• What you are asked to do: Leave out the pictures and copy the remaining records exactly.
=== Records supplied ===
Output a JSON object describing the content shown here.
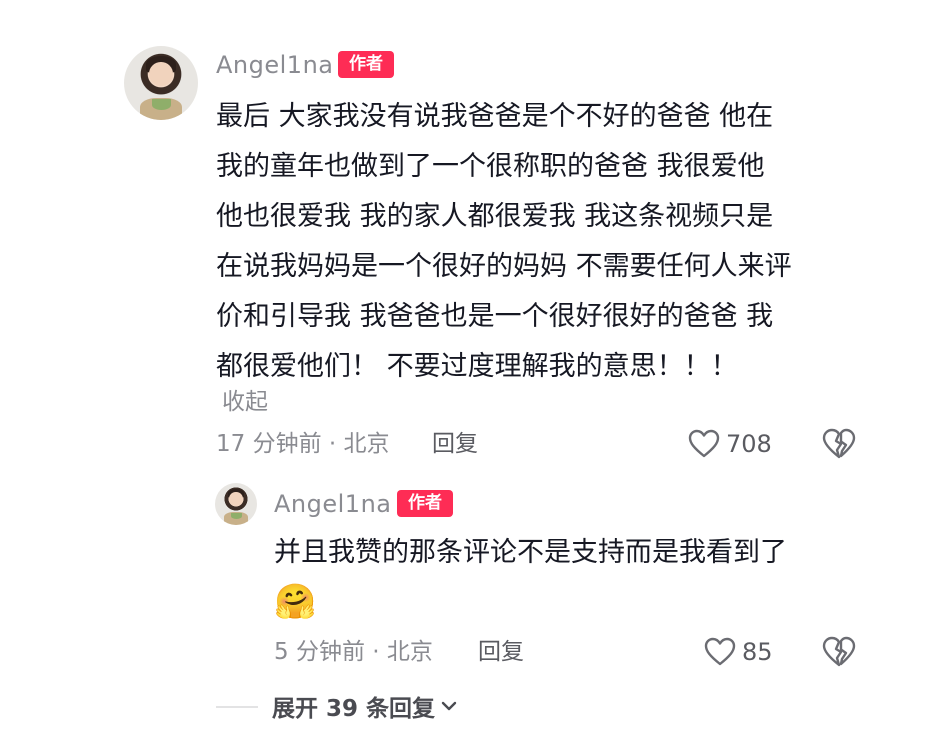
{
  "comment": {
    "username": "Angel1na",
    "badge": "作者",
    "lines": [
      "最后 大家我没有说我爸爸是个不好的爸爸 他在",
      "我的童年也做到了一个很称职的爸爸 我很爱他",
      "他也很爱我 我的家人都很爱我 我这条视频只是",
      "在说我妈妈是一个很好的妈妈 不需要任何人来评",
      "价和引导我 我爸爸也是一个很好很好的爸爸 我",
      "都很爱他们！ 不要过度理解我的意思！！！"
    ],
    "collapse_label": "收起",
    "time_location": "17 分钟前 · 北京",
    "reply_label": "回复",
    "like_count": "708"
  },
  "reply": {
    "username": "Angel1na",
    "badge": "作者",
    "text": "并且我赞的那条评论不是支持而是我看到了",
    "emoji": "🤗",
    "time_location": "5 分钟前 · 北京",
    "reply_label": "回复",
    "like_count": "85"
  },
  "expand": {
    "label": "展开 39 条回复"
  },
  "colors": {
    "badge": "#fe2c55",
    "meta": "#8a8b91",
    "text": "#161823"
  }
}
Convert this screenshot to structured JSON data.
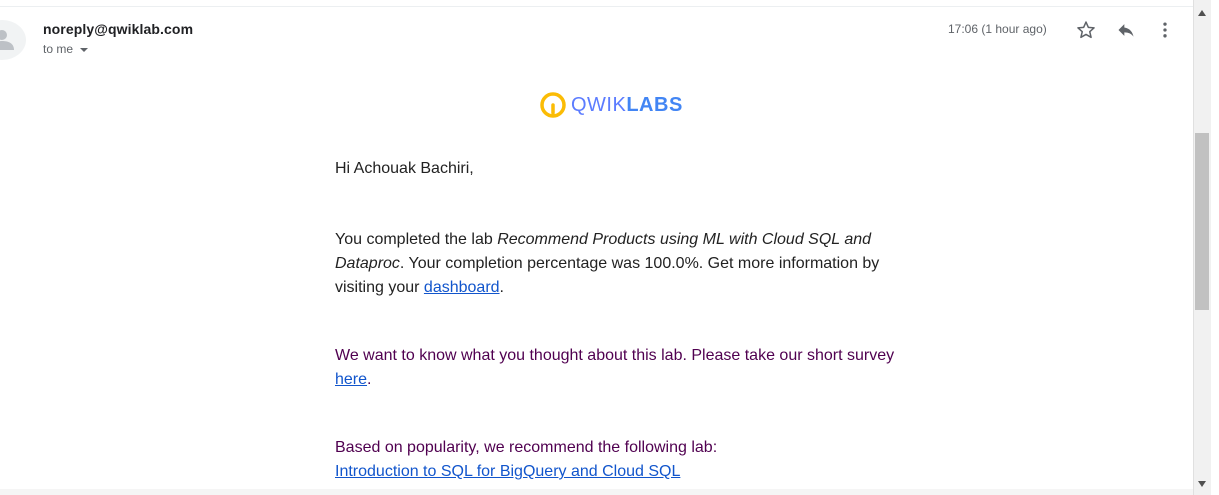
{
  "header": {
    "sender": "noreply@qwiklab.com",
    "recipient": "to me",
    "time": "17:06 (1 hour ago)",
    "icons": [
      "person-icon",
      "star-icon",
      "reply-icon",
      "more-vert-icon"
    ]
  },
  "logo": {
    "part1": "QWIK",
    "part2": "LABS"
  },
  "body": {
    "greeting": "Hi Achouak Bachiri,",
    "p1_intro": "You completed the lab ",
    "p1_lab": "Recommend Products using ML with Cloud SQL and Dataproc",
    "p1_rest": ". Your completion percentage was 100.0%. Get more information by visiting your ",
    "p1_link": "dashboard",
    "p1_end": ".",
    "p2_text": "We want to know what you thought about this lab. Please take our short survey ",
    "p2_link": "here",
    "p2_end": ".",
    "p3_text": "Based on popularity, we recommend the following lab:",
    "p3_link": "Introduction to SQL for BigQuery and Cloud SQL"
  },
  "colors": {
    "link": "#1155cc",
    "quoted_text": "#500050",
    "logo_accent": "#fbbc05",
    "logo_blue": "#4285f4"
  }
}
===
• Exercise solution:
Output a JSON object describing the content shown here.
{
  "comment": {
    "username": "Angel1na",
    "badge": "作者",
    "lines": [
      "最后 大家我没有说我爸爸是个不好的爸爸 他在",
      "我的童年也做到了一个很称职的爸爸 我很爱他",
      "他也很爱我 我的家人都很爱我 我这条视频只是",
      "在说我妈妈是一个很好的妈妈 不需要任何人来评",
      "价和引导我 我爸爸也是一个很好很好的爸爸 我",
      "都很爱他们！ 不要过度理解我的意思！！！"
    ],
    "collapse_label": "收起",
    "time_location": "17 分钟前 · 北京",
    "reply_label": "回复",
    "like_count": "708"
  },
  "reply": {
    "username": "Angel1na",
    "badge": "作者",
    "text": "并且我赞的那条评论不是支持而是我看到了",
    "emoji": "🤗",
    "time_location": "5 分钟前 · 北京",
    "reply_label": "回复",
    "like_count": "85"
  },
  "expand": {
    "label": "展开 39 条回复"
  },
  "colors": {
    "badge": "#fe2c55",
    "meta": "#8a8b91",
    "text": "#161823"
  }
}
Convert this screenshot to structured JSON data.
{
  "header": {
    "sender": "noreply@qwiklab.com",
    "recipient": "to me",
    "time": "17:06 (1 hour ago)",
    "icons": [
      "person-icon",
      "star-icon",
      "reply-icon",
      "more-vert-icon"
    ]
  },
  "logo": {
    "part1": "QWIK",
    "part2": "LABS"
  },
  "body": {
    "greeting": "Hi Achouak Bachiri,",
    "p1_intro": "You completed the lab ",
    "p1_lab": "Recommend Products using ML with Cloud SQL and Dataproc",
    "p1_rest": ". Your completion percentage was 100.0%. Get more information by visiting your ",
    "p1_link": "dashboard",
    "p1_end": ".",
    "p2_text": "We want to know what you thought about this lab. Please take our short survey ",
    "p2_link": "here",
    "p2_end": ".",
    "p3_text": "Based on popularity, we recommend the following lab:",
    "p3_link": "Introduction to SQL for BigQuery and Cloud SQL"
  },
  "colors": {
    "link": "#1155cc",
    "quoted_text": "#500050",
    "logo_accent": "#fbbc05",
    "logo_blue": "#4285f4"
  }
}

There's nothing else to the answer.